**Data entries**
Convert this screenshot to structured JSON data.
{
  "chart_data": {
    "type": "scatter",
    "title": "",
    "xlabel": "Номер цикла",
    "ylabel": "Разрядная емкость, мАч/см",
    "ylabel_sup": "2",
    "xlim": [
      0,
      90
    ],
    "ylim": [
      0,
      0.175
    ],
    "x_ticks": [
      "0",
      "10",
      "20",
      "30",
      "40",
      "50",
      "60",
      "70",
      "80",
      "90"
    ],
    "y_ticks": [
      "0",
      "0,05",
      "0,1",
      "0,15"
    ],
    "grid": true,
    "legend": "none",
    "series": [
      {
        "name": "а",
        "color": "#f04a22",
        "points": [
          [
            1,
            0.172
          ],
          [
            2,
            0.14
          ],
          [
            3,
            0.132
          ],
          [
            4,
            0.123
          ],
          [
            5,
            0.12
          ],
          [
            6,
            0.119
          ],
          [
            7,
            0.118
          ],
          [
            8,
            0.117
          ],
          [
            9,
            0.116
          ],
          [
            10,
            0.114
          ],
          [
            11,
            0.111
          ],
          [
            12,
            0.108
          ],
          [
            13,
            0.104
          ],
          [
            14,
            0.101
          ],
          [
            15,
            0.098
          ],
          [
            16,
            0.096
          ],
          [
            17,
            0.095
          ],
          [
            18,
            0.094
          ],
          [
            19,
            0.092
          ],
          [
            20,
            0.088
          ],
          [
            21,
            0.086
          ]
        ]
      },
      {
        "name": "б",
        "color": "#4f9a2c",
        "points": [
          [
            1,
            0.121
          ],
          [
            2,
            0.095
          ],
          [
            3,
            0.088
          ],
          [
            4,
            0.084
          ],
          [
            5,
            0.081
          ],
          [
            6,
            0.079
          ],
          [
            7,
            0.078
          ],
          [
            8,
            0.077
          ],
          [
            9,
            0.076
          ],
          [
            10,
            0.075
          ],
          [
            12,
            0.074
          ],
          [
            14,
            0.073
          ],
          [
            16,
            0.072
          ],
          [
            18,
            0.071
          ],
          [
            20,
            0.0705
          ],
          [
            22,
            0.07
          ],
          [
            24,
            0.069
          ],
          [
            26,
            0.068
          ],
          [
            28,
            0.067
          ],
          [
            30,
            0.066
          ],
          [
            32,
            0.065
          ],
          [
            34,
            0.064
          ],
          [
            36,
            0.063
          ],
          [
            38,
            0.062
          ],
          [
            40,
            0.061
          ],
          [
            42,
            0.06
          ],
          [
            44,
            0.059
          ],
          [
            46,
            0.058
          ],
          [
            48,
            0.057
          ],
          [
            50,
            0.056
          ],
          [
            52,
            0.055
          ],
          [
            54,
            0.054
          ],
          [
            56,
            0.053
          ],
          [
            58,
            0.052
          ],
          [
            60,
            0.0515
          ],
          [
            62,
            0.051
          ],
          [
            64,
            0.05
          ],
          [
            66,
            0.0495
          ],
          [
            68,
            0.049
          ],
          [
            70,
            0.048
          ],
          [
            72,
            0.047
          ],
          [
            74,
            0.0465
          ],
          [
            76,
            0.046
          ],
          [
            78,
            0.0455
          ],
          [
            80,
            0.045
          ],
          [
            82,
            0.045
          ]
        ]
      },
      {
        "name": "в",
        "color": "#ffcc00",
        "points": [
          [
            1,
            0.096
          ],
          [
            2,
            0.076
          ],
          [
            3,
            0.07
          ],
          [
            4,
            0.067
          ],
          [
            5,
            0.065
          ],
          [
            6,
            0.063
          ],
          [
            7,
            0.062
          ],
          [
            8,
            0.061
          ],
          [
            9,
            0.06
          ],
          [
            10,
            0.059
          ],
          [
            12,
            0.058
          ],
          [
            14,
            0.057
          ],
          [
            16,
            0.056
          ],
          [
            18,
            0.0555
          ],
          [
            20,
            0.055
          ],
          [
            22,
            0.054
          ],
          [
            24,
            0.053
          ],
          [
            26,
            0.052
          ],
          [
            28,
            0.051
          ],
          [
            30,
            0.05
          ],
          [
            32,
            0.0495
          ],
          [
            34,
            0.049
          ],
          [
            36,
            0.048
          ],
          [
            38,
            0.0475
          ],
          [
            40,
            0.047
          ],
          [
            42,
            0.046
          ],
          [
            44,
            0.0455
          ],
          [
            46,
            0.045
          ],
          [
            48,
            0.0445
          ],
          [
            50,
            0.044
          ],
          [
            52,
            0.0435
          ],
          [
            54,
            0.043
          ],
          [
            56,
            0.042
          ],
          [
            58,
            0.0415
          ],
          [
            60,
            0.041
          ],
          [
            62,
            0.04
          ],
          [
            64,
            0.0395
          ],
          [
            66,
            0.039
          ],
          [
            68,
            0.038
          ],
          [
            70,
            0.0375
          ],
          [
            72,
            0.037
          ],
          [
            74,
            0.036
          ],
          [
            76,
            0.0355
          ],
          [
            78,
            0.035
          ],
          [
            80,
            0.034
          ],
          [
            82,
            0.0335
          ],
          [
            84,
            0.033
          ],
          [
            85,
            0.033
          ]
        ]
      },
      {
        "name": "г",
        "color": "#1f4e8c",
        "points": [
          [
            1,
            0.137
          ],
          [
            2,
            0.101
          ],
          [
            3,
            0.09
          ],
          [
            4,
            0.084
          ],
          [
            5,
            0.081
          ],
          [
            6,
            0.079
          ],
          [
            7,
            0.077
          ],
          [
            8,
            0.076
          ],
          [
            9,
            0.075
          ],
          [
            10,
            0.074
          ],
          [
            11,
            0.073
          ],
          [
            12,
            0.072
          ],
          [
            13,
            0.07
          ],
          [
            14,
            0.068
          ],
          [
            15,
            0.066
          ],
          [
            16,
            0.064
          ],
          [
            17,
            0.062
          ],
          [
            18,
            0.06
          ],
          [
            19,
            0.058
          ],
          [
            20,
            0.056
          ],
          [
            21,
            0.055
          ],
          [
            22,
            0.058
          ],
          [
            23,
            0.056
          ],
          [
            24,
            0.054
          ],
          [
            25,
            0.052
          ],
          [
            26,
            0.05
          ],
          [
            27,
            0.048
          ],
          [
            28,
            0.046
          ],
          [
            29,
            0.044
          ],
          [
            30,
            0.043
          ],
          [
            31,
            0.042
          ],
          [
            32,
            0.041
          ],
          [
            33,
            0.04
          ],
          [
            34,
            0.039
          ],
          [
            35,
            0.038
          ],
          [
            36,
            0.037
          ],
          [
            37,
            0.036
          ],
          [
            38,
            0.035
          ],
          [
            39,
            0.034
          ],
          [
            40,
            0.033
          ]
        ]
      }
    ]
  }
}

**What the exercise asks**
Type out the full listing again, exactly as given.

**Reply**
Convert this screenshot to structured JSON data.
{
  "chart_data": {
    "type": "scatter",
    "title": "",
    "xlabel": "Номер цикла",
    "ylabel": "Разрядная емкость, мАч/см",
    "ylabel_sup": "2",
    "xlim": [
      0,
      90
    ],
    "ylim": [
      0,
      0.175
    ],
    "x_ticks": [
      "0",
      "10",
      "20",
      "30",
      "40",
      "50",
      "60",
      "70",
      "80",
      "90"
    ],
    "y_ticks": [
      "0",
      "0,05",
      "0,1",
      "0,15"
    ],
    "grid": true,
    "legend": "none",
    "series": [
      {
        "name": "а",
        "color": "#f04a22",
        "points": [
          [
            1,
            0.172
          ],
          [
            2,
            0.14
          ],
          [
            3,
            0.132
          ],
          [
            4,
            0.123
          ],
          [
            5,
            0.12
          ],
          [
            6,
            0.119
          ],
          [
            7,
            0.118
          ],
          [
            8,
            0.117
          ],
          [
            9,
            0.116
          ],
          [
            10,
            0.114
          ],
          [
            11,
            0.111
          ],
          [
            12,
            0.108
          ],
          [
            13,
            0.104
          ],
          [
            14,
            0.101
          ],
          [
            15,
            0.098
          ],
          [
            16,
            0.096
          ],
          [
            17,
            0.095
          ],
          [
            18,
            0.094
          ],
          [
            19,
            0.092
          ],
          [
            20,
            0.088
          ],
          [
            21,
            0.086
          ]
        ]
      },
      {
        "name": "б",
        "color": "#4f9a2c",
        "points": [
          [
            1,
            0.121
          ],
          [
            2,
            0.095
          ],
          [
            3,
            0.088
          ],
          [
            4,
            0.084
          ],
          [
            5,
            0.081
          ],
          [
            6,
            0.079
          ],
          [
            7,
            0.078
          ],
          [
            8,
            0.077
          ],
          [
            9,
            0.076
          ],
          [
            10,
            0.075
          ],
          [
            12,
            0.074
          ],
          [
            14,
            0.073
          ],
          [
            16,
            0.072
          ],
          [
            18,
            0.071
          ],
          [
            20,
            0.0705
          ],
          [
            22,
            0.07
          ],
          [
            24,
            0.069
          ],
          [
            26,
            0.068
          ],
          [
            28,
            0.067
          ],
          [
            30,
            0.066
          ],
          [
            32,
            0.065
          ],
          [
            34,
            0.064
          ],
          [
            36,
            0.063
          ],
          [
            38,
            0.062
          ],
          [
            40,
            0.061
          ],
          [
            42,
            0.06
          ],
          [
            44,
            0.059
          ],
          [
            46,
            0.058
          ],
          [
            48,
            0.057
          ],
          [
            50,
            0.056
          ],
          [
            52,
            0.055
          ],
          [
            54,
            0.054
          ],
          [
            56,
            0.053
          ],
          [
            58,
            0.052
          ],
          [
            60,
            0.0515
          ],
          [
            62,
            0.051
          ],
          [
            64,
            0.05
          ],
          [
            66,
            0.0495
          ],
          [
            68,
            0.049
          ],
          [
            70,
            0.048
          ],
          [
            72,
            0.047
          ],
          [
            74,
            0.0465
          ],
          [
            76,
            0.046
          ],
          [
            78,
            0.0455
          ],
          [
            80,
            0.045
          ],
          [
            82,
            0.045
          ]
        ]
      },
      {
        "name": "в",
        "color": "#ffcc00",
        "points": [
          [
            1,
            0.096
          ],
          [
            2,
            0.076
          ],
          [
            3,
            0.07
          ],
          [
            4,
            0.067
          ],
          [
            5,
            0.065
          ],
          [
            6,
            0.063
          ],
          [
            7,
            0.062
          ],
          [
            8,
            0.061
          ],
          [
            9,
            0.06
          ],
          [
            10,
            0.059
          ],
          [
            12,
            0.058
          ],
          [
            14,
            0.057
          ],
          [
            16,
            0.056
          ],
          [
            18,
            0.0555
          ],
          [
            20,
            0.055
          ],
          [
            22,
            0.054
          ],
          [
            24,
            0.053
          ],
          [
            26,
            0.052
          ],
          [
            28,
            0.051
          ],
          [
            30,
            0.05
          ],
          [
            32,
            0.0495
          ],
          [
            34,
            0.049
          ],
          [
            36,
            0.048
          ],
          [
            38,
            0.0475
          ],
          [
            40,
            0.047
          ],
          [
            42,
            0.046
          ],
          [
            44,
            0.0455
          ],
          [
            46,
            0.045
          ],
          [
            48,
            0.0445
          ],
          [
            50,
            0.044
          ],
          [
            52,
            0.0435
          ],
          [
            54,
            0.043
          ],
          [
            56,
            0.042
          ],
          [
            58,
            0.0415
          ],
          [
            60,
            0.041
          ],
          [
            62,
            0.04
          ],
          [
            64,
            0.0395
          ],
          [
            66,
            0.039
          ],
          [
            68,
            0.038
          ],
          [
            70,
            0.0375
          ],
          [
            72,
            0.037
          ],
          [
            74,
            0.036
          ],
          [
            76,
            0.0355
          ],
          [
            78,
            0.035
          ],
          [
            80,
            0.034
          ],
          [
            82,
            0.0335
          ],
          [
            84,
            0.033
          ],
          [
            85,
            0.033
          ]
        ]
      },
      {
        "name": "г",
        "color": "#1f4e8c",
        "points": [
          [
            1,
            0.137
          ],
          [
            2,
            0.101
          ],
          [
            3,
            0.09
          ],
          [
            4,
            0.084
          ],
          [
            5,
            0.081
          ],
          [
            6,
            0.079
          ],
          [
            7,
            0.077
          ],
          [
            8,
            0.076
          ],
          [
            9,
            0.075
          ],
          [
            10,
            0.074
          ],
          [
            11,
            0.073
          ],
          [
            12,
            0.072
          ],
          [
            13,
            0.07
          ],
          [
            14,
            0.068
          ],
          [
            15,
            0.066
          ],
          [
            16,
            0.064
          ],
          [
            17,
            0.062
          ],
          [
            18,
            0.06
          ],
          [
            19,
            0.058
          ],
          [
            20,
            0.056
          ],
          [
            21,
            0.055
          ],
          [
            22,
            0.058
          ],
          [
            23,
            0.056
          ],
          [
            24,
            0.054
          ],
          [
            25,
            0.052
          ],
          [
            26,
            0.05
          ],
          [
            27,
            0.048
          ],
          [
            28,
            0.046
          ],
          [
            29,
            0.044
          ],
          [
            30,
            0.043
          ],
          [
            31,
            0.042
          ],
          [
            32,
            0.041
          ],
          [
            33,
            0.04
          ],
          [
            34,
            0.039
          ],
          [
            35,
            0.038
          ],
          [
            36,
            0.037
          ],
          [
            37,
            0.036
          ],
          [
            38,
            0.035
          ],
          [
            39,
            0.034
          ],
          [
            40,
            0.033
          ]
        ]
      }
    ]
  }
}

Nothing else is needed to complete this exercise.